**AIM OF THE TASK:** Find all lines in the records that include the word "Embassy", and copy them out.

**DATA LISTING:**
* BEGIN *

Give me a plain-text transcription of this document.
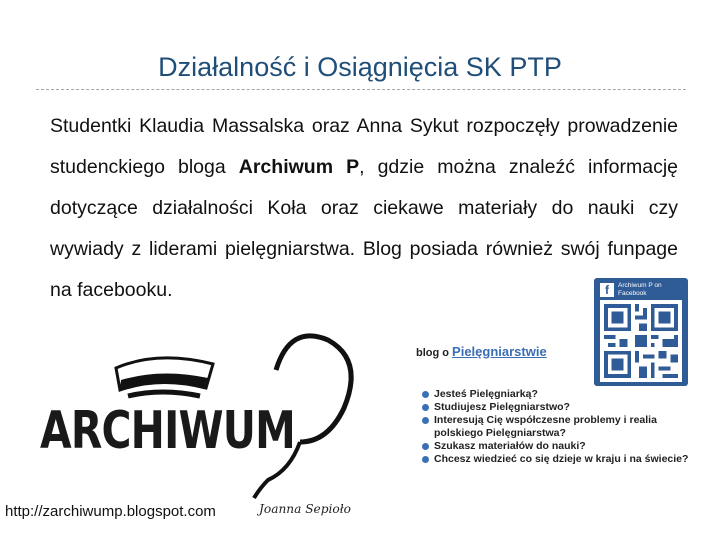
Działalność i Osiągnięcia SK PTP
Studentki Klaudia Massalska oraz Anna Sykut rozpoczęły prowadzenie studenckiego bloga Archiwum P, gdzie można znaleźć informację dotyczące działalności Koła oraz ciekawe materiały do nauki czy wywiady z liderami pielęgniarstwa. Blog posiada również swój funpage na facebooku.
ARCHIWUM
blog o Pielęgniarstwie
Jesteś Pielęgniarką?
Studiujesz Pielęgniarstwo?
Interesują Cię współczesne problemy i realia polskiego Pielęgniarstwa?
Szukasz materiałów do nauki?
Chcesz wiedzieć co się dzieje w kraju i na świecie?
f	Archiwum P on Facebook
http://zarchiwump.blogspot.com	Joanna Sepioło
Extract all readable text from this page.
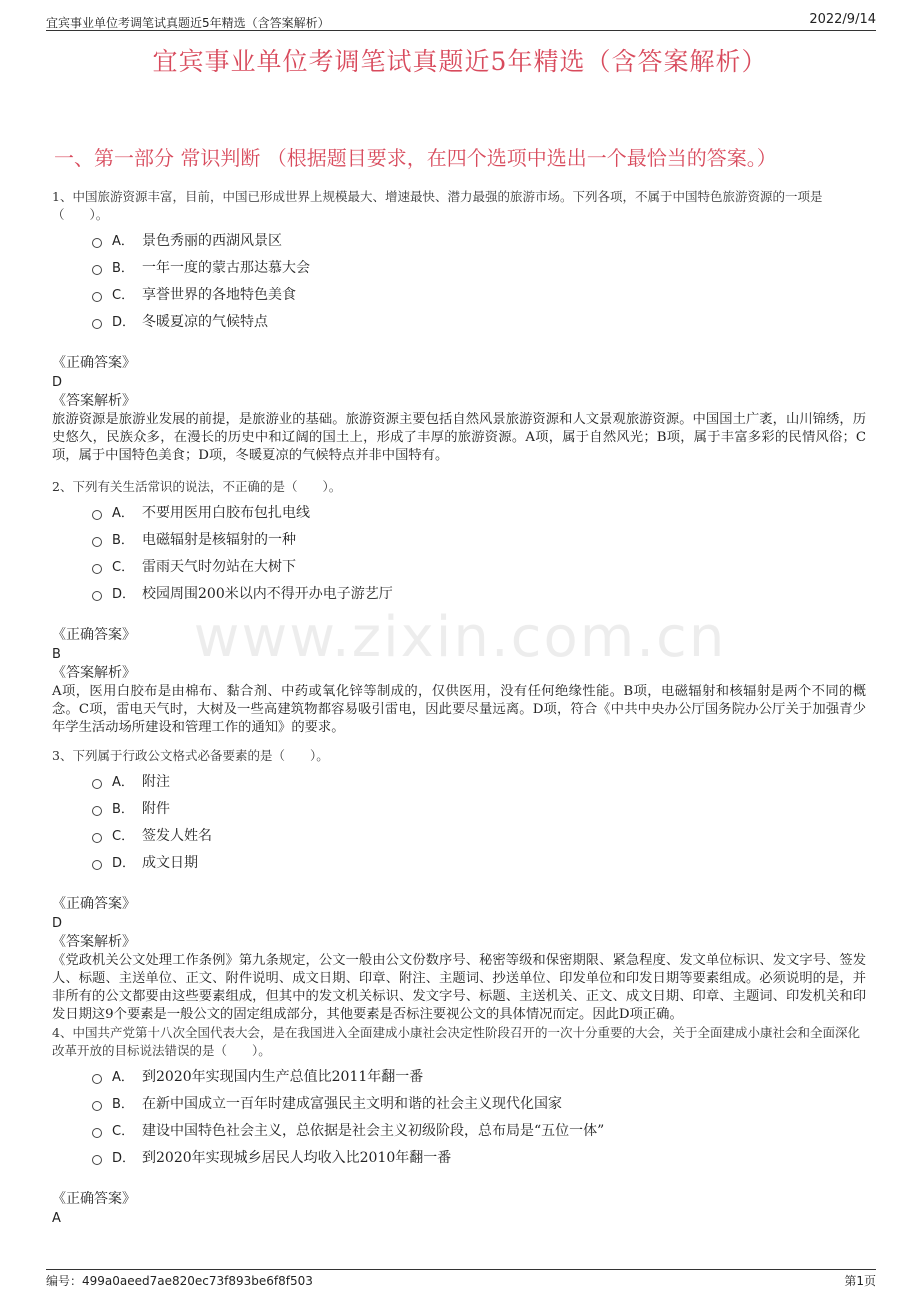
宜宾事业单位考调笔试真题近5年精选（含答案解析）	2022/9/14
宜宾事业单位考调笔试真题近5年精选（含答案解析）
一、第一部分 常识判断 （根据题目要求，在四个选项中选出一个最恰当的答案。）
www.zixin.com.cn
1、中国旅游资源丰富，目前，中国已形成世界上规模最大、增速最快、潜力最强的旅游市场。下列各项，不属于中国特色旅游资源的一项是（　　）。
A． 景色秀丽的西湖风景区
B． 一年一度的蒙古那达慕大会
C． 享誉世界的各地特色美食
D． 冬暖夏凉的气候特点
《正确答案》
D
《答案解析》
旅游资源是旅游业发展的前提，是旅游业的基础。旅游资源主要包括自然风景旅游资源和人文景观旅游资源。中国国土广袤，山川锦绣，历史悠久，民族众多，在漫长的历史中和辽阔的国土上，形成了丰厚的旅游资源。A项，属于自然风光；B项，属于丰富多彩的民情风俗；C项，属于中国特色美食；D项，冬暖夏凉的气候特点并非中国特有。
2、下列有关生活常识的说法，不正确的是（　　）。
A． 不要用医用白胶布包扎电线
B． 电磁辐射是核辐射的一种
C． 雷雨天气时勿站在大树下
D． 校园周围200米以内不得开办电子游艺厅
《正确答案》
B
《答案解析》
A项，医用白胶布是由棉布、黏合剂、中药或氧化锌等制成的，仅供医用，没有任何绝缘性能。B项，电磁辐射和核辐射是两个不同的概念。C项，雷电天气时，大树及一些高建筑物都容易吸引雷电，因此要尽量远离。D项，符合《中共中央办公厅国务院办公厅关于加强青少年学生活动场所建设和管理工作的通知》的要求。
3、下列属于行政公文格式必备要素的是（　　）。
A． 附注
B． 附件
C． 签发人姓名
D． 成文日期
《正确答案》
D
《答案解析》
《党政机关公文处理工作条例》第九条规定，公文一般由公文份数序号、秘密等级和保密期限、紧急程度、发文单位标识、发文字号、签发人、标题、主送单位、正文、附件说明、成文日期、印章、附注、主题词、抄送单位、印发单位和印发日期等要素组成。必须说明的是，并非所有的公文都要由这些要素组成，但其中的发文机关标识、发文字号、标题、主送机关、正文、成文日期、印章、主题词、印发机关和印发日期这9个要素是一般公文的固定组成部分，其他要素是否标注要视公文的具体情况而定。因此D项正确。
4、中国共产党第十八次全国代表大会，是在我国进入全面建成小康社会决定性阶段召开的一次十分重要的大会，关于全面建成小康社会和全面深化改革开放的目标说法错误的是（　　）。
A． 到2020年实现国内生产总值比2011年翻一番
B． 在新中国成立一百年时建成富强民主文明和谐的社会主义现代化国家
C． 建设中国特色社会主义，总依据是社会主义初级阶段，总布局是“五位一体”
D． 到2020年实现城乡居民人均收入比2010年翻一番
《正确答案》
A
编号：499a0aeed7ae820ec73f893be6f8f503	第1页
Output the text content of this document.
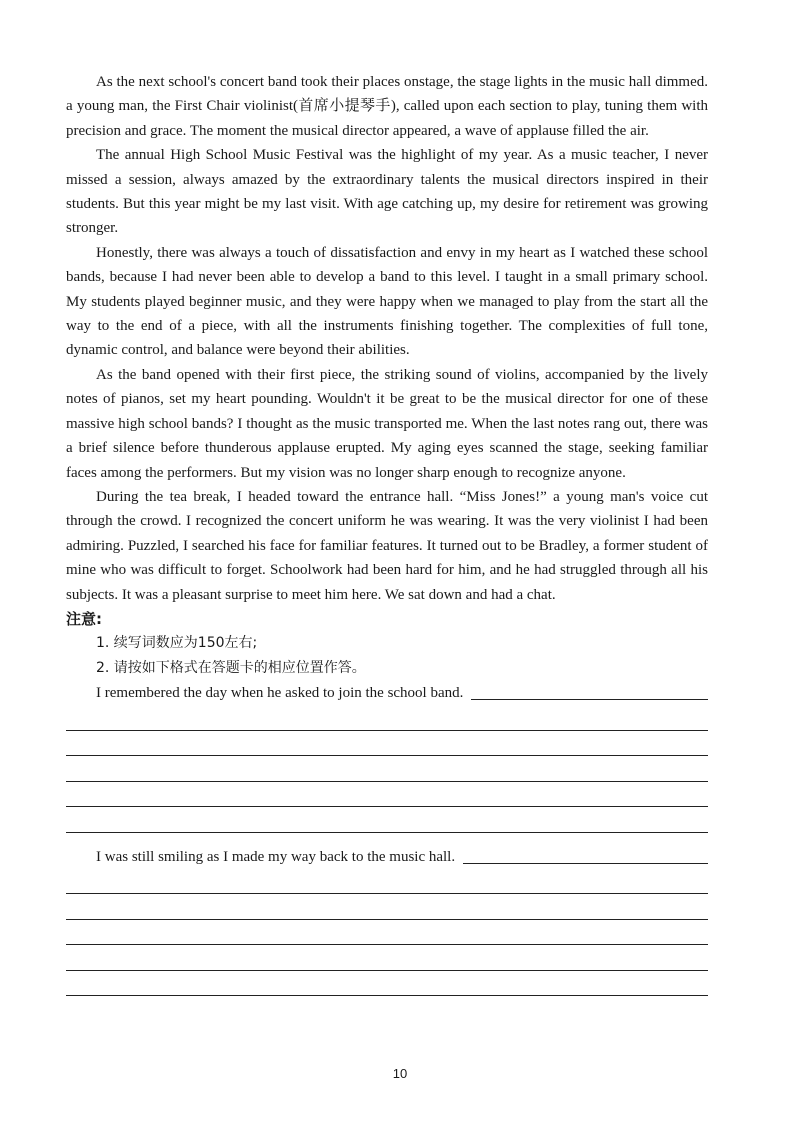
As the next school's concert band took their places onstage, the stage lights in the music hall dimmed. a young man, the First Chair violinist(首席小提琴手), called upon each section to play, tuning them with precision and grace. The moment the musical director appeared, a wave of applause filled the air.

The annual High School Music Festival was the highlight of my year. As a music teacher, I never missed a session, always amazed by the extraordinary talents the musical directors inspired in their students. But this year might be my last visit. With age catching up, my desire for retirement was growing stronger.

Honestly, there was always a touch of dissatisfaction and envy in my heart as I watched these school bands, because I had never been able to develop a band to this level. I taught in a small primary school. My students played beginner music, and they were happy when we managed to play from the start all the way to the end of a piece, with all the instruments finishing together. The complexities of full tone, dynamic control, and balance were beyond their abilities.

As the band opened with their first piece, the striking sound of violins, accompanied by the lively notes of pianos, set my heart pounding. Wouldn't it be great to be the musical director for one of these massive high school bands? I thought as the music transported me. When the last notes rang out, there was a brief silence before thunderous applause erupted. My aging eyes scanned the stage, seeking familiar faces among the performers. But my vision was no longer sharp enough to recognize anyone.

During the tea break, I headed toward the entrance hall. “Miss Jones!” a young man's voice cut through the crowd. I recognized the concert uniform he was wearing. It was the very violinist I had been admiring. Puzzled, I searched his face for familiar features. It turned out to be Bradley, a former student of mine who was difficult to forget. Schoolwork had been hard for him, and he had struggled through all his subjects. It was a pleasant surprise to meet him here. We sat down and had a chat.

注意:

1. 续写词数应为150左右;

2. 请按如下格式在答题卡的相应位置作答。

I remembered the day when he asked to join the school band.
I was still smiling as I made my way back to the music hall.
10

* END *
* BEGIN *

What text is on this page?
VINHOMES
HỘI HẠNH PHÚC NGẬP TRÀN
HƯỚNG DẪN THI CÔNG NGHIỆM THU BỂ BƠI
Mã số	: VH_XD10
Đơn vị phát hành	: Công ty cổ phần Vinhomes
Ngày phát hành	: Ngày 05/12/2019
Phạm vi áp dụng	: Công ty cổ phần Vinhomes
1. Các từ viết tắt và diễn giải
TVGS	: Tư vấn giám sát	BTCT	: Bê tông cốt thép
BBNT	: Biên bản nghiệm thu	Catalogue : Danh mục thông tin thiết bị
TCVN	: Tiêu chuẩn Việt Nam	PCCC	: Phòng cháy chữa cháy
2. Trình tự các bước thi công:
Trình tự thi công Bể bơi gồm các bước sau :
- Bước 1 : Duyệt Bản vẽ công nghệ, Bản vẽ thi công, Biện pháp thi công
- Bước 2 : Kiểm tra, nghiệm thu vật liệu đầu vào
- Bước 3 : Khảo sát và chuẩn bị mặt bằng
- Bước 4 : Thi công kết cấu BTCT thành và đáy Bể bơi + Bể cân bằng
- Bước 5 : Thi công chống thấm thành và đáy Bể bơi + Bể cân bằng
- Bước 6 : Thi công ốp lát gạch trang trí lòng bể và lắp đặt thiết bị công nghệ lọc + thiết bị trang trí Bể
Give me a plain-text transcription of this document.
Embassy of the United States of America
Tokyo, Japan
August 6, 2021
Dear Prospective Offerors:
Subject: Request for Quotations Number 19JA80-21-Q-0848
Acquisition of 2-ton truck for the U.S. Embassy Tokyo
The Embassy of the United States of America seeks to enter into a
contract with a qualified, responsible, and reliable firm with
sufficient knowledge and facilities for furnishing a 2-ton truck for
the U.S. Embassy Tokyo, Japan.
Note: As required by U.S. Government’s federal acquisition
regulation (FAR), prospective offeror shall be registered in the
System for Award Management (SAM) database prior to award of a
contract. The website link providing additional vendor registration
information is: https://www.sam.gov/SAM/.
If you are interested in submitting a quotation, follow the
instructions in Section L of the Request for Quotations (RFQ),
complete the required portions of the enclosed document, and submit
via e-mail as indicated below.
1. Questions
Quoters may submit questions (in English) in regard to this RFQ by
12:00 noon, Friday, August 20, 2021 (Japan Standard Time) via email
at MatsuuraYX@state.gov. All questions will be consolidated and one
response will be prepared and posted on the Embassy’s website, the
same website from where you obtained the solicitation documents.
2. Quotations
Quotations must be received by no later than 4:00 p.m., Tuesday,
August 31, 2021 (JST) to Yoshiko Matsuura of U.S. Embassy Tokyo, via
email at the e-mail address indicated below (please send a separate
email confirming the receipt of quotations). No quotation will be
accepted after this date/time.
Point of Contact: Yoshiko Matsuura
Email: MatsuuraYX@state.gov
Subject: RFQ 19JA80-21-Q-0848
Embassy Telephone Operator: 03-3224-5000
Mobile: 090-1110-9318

* END *

**FULL ANSWER:**
Embassy of the United States of America
Acquisition of 2-ton truck for the U.S. Embassy Tokyo
The Embassy of the United States of America seeks to enter into a
the U.S. Embassy Tokyo, Japan.
response will be prepared and posted on the Embassy’s website, the
August 31, 2021 (JST) to Yoshiko Matsuura of U.S. Embassy Tokyo, via
Embassy Telephone Operator: 03-3224-5000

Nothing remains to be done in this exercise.